*Provided entries*
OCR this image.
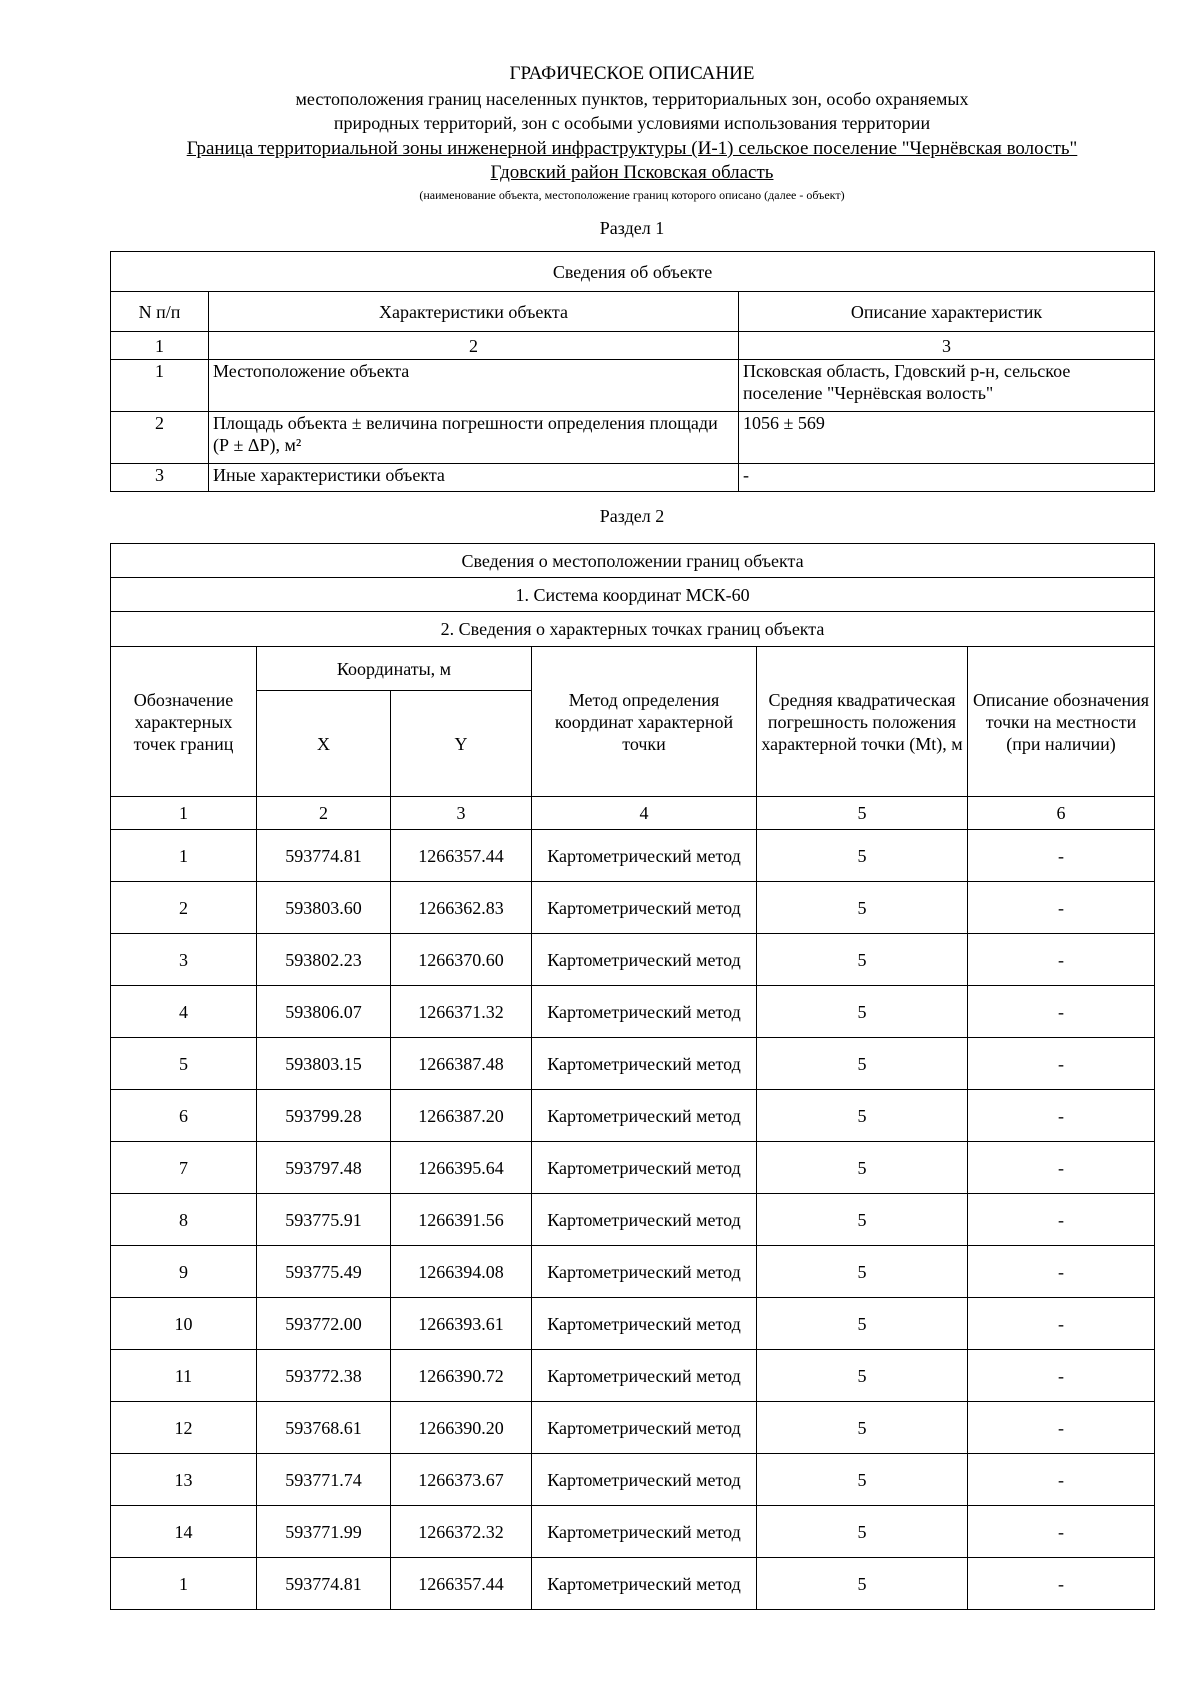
ГРАФИЧЕСКОЕ ОПИСАНИЕ
местоположения границ населенных пунктов, территориальных зон, особо охраняемых
природных территорий, зон с особыми условиями использования территории
Граница территориальной зоны инженерной инфраструктуры (И-1) сельское поселение "Чернёвская волость"
Гдовский район Псковская область
(наименование объекта, местоположение границ которого описано (далее - объект)
Раздел 1
Сведения об объекте		
N п/п	Характеристики объекта	Описание характеристик
1	2	3
1	Местоположение объекта	Псковская область, Гдовский р-н, сельское поселение "Чернёвская волость"
2	Площадь объекта ± величина погрешности определения площади (Р ± ΔР), м²	1056 ± 569
3	Иные характеристики объекта	-
Раздел 2
Сведения о местоположении границ объекта					
1. Система координат МСК-60					
2. Сведения о характерных точках границ объекта					
Обозначение характерных точек границ	Координаты, м		Метод определения координат характерной точки	Средняя квадратическая погрешность положения характерной точки (Mt), м	Описание обозначения точки на местности (при наличии)
	X	Y			
1	2	3	4	5	6
1	593774.81	1266357.44	Картометрический метод	5	-
2	593803.60	1266362.83	Картометрический метод	5	-
3	593802.23	1266370.60	Картометрический метод	5	-
4	593806.07	1266371.32	Картометрический метод	5	-
5	593803.15	1266387.48	Картометрический метод	5	-
6	593799.28	1266387.20	Картометрический метод	5	-
7	593797.48	1266395.64	Картометрический метод	5	-
8	593775.91	1266391.56	Картометрический метод	5	-
9	593775.49	1266394.08	Картометрический метод	5	-
10	593772.00	1266393.61	Картометрический метод	5	-
11	593772.38	1266390.72	Картометрический метод	5	-
12	593768.61	1266390.20	Картометрический метод	5	-
13	593771.74	1266373.67	Картометрический метод	5	-
14	593771.99	1266372.32	Картометрический метод	5	-
1	593774.81	1266357.44	Картометрический метод	5	-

*Task brief*
Find the word "Псковская" in the material, then list each line that holds it.

*Answer to the task*
Гдовский район Псковская область
1	Местоположение объекта	Псковская область, Гдовский р-н, сельское поселение "Чернёвская волость"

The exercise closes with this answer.